* start *

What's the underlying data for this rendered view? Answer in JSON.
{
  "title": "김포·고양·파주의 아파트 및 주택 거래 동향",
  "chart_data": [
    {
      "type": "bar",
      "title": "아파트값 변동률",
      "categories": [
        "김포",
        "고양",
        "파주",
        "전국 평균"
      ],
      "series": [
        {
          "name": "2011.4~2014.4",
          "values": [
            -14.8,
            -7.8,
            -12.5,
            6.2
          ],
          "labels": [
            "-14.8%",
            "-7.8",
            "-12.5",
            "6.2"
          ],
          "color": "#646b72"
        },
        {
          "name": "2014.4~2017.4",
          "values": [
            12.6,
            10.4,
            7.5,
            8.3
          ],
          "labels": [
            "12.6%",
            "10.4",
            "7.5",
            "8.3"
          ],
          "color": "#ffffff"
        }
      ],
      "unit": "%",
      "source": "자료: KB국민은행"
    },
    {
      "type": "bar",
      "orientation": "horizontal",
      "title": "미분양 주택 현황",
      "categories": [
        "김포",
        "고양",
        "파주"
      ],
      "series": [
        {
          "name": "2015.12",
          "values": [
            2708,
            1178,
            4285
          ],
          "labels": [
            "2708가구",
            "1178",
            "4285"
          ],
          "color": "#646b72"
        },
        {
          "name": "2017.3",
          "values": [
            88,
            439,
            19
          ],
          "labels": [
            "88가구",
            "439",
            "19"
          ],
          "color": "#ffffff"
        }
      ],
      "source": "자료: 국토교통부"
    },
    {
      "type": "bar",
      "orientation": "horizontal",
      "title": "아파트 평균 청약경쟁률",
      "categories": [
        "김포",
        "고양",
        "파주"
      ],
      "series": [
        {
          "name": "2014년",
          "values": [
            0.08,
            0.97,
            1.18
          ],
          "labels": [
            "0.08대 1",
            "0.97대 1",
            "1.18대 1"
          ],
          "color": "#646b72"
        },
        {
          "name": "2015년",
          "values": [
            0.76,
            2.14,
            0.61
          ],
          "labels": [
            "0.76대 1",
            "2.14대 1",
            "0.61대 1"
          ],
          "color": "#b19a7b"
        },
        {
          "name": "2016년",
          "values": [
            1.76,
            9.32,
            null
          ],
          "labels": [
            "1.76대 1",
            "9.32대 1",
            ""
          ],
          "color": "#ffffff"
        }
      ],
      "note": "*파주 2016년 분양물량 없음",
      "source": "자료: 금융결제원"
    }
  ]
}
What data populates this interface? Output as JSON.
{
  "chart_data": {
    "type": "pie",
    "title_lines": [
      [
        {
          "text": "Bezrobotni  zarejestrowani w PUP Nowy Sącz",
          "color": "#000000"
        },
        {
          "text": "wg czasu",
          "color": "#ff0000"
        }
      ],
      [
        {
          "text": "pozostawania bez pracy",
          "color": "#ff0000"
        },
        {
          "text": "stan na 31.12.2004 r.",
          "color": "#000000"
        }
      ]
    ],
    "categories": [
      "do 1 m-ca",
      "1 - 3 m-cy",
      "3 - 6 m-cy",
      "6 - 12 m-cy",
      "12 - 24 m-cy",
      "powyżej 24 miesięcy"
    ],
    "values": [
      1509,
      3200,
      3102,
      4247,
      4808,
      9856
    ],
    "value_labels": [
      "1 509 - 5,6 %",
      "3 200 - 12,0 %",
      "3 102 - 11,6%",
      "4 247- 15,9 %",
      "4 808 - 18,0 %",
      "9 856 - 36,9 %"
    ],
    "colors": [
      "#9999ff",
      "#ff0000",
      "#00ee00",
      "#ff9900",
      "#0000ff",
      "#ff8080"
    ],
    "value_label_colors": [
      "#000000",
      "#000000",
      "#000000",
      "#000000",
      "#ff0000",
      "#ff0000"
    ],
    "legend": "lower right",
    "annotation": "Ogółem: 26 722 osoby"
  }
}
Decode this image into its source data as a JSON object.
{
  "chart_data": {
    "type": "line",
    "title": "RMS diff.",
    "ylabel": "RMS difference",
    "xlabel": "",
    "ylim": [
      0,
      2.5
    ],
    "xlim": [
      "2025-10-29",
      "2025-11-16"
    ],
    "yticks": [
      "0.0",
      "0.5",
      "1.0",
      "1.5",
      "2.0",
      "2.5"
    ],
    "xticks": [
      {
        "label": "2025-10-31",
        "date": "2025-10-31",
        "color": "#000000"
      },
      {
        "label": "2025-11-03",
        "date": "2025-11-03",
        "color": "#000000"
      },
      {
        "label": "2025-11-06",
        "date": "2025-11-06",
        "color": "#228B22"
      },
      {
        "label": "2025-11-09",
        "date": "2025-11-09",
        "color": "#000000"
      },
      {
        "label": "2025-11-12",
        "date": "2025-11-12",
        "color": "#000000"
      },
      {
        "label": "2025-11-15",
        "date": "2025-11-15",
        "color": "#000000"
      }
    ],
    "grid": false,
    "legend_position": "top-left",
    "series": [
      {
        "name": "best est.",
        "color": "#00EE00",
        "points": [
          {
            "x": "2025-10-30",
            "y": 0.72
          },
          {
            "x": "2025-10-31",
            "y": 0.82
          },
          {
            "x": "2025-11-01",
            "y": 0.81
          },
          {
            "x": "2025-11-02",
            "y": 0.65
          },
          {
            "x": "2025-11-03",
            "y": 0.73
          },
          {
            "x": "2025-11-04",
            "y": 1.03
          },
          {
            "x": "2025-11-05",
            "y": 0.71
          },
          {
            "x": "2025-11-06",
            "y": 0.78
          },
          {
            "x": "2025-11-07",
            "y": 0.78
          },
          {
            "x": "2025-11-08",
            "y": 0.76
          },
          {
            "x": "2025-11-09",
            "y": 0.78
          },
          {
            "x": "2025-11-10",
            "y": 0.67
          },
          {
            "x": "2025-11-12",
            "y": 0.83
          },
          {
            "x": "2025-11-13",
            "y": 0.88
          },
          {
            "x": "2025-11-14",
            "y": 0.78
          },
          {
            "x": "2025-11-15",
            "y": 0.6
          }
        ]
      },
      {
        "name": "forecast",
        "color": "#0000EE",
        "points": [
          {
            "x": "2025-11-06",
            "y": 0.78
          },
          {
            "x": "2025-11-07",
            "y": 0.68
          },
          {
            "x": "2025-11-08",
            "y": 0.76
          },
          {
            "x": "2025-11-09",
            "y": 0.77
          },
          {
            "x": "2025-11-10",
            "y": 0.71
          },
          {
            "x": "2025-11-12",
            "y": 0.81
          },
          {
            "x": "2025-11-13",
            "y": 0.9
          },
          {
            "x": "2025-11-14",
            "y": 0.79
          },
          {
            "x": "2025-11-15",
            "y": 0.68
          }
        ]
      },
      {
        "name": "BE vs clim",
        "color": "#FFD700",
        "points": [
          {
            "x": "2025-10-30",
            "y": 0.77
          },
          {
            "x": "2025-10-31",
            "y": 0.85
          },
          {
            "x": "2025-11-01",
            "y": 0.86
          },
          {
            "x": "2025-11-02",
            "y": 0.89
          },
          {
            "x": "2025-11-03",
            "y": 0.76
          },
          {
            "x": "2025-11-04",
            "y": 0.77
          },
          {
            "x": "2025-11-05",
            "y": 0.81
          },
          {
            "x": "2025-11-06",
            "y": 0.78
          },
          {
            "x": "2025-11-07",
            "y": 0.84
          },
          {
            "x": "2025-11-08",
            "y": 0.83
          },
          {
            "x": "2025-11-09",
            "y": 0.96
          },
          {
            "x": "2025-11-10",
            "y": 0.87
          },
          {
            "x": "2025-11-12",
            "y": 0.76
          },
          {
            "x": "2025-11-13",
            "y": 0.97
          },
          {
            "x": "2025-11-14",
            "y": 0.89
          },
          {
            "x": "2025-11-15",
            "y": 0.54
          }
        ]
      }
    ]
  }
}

* end *

TASK GOAL >> Pull every line containing "text" out of the records.

COMPLETED EXERCISE >>
          "text": "Bezrobotni  zarejestrowani w PUP Nowy Sącz",
          "text": "wg czasu",
          "text": "pozostawania bez pracy",
          "text": "stan na 31.12.2004 r.",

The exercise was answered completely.